• [TASK DESCRIPTION]
Gather the lines from the material that contain "style".

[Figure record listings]
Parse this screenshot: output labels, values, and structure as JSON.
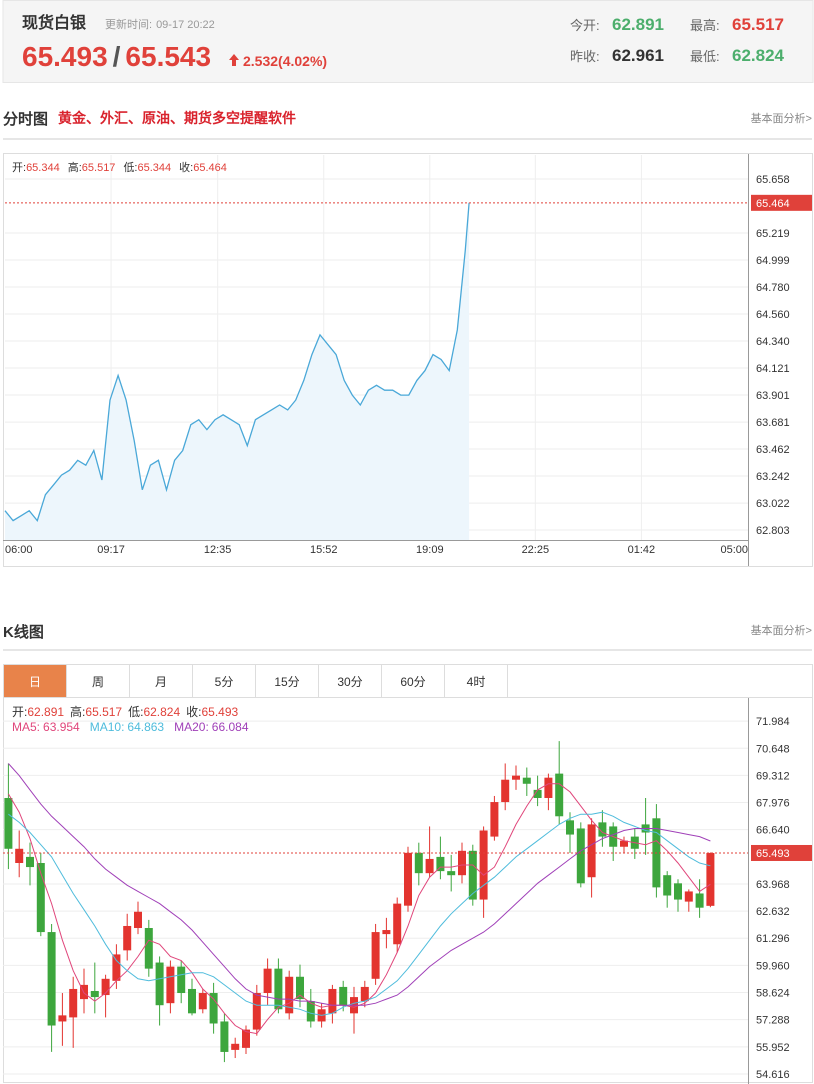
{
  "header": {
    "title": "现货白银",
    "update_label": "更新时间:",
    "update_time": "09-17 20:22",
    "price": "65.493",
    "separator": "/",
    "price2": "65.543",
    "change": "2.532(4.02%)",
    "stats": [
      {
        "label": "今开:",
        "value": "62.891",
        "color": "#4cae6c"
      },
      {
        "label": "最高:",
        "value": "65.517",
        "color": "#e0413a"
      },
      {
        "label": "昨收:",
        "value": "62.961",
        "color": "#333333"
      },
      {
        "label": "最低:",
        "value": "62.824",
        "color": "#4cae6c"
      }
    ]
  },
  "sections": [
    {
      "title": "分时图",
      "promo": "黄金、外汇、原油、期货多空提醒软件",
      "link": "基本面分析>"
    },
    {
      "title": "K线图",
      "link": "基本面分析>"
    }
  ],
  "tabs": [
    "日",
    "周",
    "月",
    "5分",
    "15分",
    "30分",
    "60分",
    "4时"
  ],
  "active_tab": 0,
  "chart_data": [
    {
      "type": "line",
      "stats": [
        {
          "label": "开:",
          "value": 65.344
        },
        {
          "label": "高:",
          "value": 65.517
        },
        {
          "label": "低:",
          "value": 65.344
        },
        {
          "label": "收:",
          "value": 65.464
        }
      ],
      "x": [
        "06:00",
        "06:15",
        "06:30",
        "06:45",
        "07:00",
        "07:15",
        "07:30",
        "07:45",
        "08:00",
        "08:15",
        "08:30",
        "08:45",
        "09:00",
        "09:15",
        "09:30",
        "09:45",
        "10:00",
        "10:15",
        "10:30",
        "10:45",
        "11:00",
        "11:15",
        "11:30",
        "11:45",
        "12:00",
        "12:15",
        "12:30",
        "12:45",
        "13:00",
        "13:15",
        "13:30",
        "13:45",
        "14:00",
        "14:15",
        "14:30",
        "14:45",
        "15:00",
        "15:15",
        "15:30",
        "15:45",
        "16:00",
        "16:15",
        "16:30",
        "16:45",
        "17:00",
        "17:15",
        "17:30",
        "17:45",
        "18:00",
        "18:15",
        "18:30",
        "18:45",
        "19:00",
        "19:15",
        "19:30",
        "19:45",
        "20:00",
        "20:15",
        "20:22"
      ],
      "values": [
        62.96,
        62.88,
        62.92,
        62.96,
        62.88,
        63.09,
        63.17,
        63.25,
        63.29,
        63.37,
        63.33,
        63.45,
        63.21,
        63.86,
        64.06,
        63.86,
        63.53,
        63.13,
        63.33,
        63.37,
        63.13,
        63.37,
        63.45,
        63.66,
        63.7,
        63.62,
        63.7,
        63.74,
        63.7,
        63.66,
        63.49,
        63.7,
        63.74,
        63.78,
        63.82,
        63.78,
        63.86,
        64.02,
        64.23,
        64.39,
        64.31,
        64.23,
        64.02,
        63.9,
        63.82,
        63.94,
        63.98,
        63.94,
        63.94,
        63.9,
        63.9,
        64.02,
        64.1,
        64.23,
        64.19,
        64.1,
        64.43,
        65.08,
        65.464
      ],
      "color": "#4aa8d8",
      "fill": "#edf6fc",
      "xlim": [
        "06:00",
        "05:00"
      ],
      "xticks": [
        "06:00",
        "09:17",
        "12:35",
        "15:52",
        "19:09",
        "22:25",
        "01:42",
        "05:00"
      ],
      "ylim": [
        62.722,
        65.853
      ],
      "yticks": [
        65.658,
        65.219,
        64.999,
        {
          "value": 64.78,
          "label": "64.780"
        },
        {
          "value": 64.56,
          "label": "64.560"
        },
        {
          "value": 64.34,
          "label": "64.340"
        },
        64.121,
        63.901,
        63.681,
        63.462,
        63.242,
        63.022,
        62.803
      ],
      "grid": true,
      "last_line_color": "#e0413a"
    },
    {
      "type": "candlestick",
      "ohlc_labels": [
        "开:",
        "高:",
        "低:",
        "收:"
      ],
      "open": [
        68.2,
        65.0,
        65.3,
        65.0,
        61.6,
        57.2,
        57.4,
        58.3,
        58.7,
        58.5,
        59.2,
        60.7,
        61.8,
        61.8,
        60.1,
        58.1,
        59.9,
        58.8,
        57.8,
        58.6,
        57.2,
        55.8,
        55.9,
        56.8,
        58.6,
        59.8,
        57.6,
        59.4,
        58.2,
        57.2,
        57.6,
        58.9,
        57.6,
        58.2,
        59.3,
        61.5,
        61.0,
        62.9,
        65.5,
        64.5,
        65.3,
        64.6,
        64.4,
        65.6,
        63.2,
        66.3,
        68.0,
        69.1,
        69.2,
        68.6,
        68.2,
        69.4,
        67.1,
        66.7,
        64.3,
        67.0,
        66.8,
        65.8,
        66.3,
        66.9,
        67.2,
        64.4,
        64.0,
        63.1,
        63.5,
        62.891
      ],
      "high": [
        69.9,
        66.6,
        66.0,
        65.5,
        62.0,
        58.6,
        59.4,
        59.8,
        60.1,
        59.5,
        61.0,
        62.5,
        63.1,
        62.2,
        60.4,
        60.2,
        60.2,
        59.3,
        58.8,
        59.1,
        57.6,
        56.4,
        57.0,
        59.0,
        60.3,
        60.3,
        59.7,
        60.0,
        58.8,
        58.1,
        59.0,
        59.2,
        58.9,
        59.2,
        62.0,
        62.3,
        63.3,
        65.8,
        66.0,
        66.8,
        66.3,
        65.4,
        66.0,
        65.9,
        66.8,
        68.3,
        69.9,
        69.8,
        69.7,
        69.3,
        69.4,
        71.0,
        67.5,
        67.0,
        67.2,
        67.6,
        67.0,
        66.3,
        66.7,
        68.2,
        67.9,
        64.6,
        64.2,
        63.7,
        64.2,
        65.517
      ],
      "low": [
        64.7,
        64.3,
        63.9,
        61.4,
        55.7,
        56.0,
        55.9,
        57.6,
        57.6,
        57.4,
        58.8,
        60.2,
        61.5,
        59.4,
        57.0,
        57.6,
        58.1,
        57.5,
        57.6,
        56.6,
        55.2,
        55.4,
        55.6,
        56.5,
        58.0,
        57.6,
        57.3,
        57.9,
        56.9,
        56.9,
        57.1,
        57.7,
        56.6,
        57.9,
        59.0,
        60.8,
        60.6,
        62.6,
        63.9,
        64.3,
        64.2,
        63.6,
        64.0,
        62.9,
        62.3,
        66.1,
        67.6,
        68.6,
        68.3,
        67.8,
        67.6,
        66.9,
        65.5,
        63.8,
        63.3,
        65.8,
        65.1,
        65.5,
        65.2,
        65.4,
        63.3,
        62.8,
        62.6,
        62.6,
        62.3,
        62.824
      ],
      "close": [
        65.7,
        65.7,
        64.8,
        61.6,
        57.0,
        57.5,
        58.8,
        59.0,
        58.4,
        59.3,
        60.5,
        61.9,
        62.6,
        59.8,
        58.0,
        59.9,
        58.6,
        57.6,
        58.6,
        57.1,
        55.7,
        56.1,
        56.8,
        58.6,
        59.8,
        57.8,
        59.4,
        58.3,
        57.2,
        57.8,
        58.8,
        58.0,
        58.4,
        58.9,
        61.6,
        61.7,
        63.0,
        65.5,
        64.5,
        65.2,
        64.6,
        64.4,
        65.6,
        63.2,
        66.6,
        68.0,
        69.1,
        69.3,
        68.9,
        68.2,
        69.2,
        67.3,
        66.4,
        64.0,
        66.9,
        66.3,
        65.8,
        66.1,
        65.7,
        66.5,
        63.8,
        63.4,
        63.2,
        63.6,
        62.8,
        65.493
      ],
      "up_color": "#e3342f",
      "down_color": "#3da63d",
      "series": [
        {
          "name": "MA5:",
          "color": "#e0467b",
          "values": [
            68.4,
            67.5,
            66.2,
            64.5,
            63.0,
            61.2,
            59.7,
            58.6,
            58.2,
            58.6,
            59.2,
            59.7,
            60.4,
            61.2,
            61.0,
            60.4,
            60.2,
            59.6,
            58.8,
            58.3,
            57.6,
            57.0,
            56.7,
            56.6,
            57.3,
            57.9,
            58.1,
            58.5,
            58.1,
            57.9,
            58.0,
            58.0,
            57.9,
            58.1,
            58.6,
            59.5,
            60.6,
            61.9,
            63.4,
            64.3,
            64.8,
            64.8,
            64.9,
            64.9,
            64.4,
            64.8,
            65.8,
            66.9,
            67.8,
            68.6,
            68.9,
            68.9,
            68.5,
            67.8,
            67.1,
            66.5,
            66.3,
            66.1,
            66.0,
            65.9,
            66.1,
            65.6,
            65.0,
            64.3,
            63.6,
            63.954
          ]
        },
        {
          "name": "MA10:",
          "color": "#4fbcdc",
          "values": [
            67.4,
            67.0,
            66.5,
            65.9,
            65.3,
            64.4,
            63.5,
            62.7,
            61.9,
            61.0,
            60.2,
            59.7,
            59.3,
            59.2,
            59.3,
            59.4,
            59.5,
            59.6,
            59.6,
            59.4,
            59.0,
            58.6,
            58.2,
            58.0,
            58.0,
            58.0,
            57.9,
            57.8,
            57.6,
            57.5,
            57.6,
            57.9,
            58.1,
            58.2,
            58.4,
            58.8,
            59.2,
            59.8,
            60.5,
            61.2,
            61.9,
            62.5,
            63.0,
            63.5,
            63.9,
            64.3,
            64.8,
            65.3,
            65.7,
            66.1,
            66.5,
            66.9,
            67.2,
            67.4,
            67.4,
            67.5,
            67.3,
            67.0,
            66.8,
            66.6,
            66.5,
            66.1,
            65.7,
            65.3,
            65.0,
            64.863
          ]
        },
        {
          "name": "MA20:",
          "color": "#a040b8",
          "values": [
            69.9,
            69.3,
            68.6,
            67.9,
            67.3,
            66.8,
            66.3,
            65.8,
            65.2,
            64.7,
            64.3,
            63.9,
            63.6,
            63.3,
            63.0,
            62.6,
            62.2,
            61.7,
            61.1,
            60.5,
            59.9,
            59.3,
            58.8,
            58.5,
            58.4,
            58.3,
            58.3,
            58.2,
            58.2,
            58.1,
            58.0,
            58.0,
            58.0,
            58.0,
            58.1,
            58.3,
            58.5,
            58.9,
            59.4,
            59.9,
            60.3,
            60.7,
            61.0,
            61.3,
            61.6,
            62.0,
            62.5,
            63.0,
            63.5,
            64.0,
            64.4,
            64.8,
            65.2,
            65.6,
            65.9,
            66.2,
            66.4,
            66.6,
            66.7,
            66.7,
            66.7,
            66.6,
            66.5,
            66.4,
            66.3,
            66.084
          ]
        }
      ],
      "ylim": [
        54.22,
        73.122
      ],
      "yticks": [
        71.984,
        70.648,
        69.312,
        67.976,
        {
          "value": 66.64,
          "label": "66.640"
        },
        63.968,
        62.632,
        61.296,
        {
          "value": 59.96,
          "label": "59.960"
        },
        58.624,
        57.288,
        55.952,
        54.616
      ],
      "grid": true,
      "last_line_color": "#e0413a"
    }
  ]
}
--
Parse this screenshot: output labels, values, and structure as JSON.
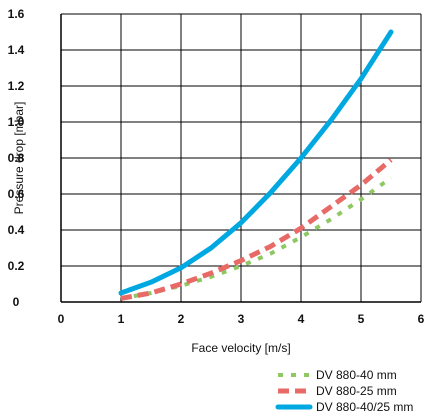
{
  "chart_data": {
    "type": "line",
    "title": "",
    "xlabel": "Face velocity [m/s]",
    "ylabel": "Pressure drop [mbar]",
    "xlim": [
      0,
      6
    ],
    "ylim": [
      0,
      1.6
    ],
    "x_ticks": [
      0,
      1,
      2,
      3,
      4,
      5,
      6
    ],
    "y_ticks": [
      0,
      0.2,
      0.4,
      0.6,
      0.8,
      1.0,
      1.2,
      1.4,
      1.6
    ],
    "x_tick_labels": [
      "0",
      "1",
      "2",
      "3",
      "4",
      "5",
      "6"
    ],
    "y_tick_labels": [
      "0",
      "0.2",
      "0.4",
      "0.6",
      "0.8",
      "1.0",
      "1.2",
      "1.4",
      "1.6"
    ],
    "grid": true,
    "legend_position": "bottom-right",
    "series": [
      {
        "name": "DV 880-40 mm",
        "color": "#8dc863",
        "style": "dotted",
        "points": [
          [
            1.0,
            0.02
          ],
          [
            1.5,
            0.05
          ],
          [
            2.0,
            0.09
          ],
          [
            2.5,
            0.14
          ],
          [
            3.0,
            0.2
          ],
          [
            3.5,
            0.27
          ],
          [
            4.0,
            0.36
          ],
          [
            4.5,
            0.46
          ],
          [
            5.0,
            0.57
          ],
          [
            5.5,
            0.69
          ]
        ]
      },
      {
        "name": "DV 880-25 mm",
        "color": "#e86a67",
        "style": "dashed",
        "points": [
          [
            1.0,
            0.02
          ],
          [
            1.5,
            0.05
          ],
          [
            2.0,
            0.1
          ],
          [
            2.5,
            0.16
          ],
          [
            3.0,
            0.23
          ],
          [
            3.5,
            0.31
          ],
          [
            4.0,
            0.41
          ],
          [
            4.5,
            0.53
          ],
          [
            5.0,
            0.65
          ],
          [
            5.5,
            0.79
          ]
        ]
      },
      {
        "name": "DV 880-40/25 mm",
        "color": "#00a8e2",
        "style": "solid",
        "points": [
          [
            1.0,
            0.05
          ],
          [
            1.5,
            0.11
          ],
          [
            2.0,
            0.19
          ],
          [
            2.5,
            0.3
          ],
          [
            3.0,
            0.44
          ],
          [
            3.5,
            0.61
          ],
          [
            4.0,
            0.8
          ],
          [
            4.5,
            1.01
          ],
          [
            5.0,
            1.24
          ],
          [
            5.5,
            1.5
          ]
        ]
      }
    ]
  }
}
--
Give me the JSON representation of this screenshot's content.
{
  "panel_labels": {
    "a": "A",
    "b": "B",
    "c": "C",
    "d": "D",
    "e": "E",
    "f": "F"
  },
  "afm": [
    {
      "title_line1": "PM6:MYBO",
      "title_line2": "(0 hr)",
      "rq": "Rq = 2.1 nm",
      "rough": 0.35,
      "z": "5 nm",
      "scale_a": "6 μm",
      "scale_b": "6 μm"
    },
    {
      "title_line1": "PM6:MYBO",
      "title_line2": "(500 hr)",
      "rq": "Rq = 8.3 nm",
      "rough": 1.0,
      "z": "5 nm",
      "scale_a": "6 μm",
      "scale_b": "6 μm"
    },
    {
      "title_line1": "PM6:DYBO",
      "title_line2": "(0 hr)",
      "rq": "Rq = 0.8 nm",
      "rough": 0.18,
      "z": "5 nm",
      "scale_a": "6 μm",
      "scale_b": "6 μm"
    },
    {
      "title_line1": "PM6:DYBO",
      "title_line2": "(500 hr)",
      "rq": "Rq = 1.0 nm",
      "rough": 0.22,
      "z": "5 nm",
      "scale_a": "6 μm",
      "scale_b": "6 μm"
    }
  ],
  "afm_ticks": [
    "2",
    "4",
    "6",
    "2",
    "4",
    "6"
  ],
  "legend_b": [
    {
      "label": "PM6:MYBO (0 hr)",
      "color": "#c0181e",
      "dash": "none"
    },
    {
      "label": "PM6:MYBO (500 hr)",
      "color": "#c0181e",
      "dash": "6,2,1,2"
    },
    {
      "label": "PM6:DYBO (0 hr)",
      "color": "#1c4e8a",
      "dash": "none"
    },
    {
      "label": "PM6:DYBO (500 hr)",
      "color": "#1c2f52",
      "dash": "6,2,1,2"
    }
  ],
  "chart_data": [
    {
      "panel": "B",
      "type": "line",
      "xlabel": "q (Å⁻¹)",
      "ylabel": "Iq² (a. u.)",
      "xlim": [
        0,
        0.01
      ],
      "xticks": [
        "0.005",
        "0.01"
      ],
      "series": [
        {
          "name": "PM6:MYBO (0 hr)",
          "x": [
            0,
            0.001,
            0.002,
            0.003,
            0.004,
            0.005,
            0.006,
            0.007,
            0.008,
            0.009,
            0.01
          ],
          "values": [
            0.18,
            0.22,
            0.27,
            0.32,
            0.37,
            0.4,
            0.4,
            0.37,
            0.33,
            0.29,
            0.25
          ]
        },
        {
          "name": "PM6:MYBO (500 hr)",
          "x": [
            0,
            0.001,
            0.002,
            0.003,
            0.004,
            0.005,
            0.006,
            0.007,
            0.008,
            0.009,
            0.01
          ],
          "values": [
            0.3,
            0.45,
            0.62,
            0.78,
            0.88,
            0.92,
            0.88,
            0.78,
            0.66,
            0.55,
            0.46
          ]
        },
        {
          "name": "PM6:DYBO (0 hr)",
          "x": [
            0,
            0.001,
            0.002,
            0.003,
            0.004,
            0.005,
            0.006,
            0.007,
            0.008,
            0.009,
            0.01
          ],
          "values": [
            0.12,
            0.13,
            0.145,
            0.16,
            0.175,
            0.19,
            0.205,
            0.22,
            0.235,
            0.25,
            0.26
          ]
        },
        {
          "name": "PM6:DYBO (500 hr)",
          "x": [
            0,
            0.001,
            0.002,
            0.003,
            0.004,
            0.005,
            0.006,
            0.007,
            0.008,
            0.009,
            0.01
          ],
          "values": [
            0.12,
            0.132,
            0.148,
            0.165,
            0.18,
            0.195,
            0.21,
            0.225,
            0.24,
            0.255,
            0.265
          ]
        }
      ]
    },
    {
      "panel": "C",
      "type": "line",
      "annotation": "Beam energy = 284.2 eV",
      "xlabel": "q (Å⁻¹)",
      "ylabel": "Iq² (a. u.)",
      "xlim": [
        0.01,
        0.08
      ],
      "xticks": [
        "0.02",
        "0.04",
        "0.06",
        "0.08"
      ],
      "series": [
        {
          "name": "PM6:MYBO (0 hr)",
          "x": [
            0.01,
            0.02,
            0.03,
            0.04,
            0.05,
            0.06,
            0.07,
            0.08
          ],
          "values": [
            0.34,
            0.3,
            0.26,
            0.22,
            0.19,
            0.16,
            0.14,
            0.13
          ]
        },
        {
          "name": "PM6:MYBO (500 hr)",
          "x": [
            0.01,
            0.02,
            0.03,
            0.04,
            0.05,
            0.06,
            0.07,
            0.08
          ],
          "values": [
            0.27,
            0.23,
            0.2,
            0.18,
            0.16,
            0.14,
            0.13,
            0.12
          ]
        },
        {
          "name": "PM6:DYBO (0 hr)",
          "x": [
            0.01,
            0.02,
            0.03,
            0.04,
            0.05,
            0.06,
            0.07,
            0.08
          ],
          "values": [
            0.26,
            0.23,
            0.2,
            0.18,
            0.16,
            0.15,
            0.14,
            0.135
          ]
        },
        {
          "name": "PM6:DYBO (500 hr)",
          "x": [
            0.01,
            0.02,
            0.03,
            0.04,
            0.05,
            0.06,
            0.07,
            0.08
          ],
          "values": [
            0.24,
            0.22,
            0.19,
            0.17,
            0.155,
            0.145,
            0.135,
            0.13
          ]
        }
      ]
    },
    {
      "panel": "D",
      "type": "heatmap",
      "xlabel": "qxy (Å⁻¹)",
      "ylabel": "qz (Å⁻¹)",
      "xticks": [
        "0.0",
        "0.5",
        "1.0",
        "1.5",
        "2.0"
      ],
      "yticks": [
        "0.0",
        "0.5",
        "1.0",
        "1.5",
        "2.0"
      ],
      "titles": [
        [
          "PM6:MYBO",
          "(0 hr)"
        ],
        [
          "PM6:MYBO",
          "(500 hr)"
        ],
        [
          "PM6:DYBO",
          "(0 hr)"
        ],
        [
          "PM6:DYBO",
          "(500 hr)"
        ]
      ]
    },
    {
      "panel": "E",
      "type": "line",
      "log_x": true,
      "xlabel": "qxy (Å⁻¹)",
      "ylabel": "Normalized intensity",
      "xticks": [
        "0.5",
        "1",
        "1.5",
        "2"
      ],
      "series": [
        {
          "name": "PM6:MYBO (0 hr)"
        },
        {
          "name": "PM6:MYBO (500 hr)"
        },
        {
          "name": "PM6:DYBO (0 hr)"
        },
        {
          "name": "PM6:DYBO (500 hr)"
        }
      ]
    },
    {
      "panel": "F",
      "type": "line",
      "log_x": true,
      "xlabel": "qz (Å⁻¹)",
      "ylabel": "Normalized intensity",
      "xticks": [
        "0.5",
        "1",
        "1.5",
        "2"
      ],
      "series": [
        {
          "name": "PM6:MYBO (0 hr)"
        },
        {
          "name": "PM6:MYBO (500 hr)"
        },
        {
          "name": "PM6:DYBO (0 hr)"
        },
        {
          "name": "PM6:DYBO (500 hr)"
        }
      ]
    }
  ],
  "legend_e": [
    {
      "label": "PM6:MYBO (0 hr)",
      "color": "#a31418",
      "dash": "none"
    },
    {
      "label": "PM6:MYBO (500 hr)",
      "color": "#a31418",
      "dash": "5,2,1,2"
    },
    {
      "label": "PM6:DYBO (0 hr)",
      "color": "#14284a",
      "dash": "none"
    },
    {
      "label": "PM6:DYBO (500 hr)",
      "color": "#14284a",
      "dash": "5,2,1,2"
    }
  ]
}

• [RESULT BELOW]
        "style": "dotted",
        "style": "dashed",
        "style": "solid",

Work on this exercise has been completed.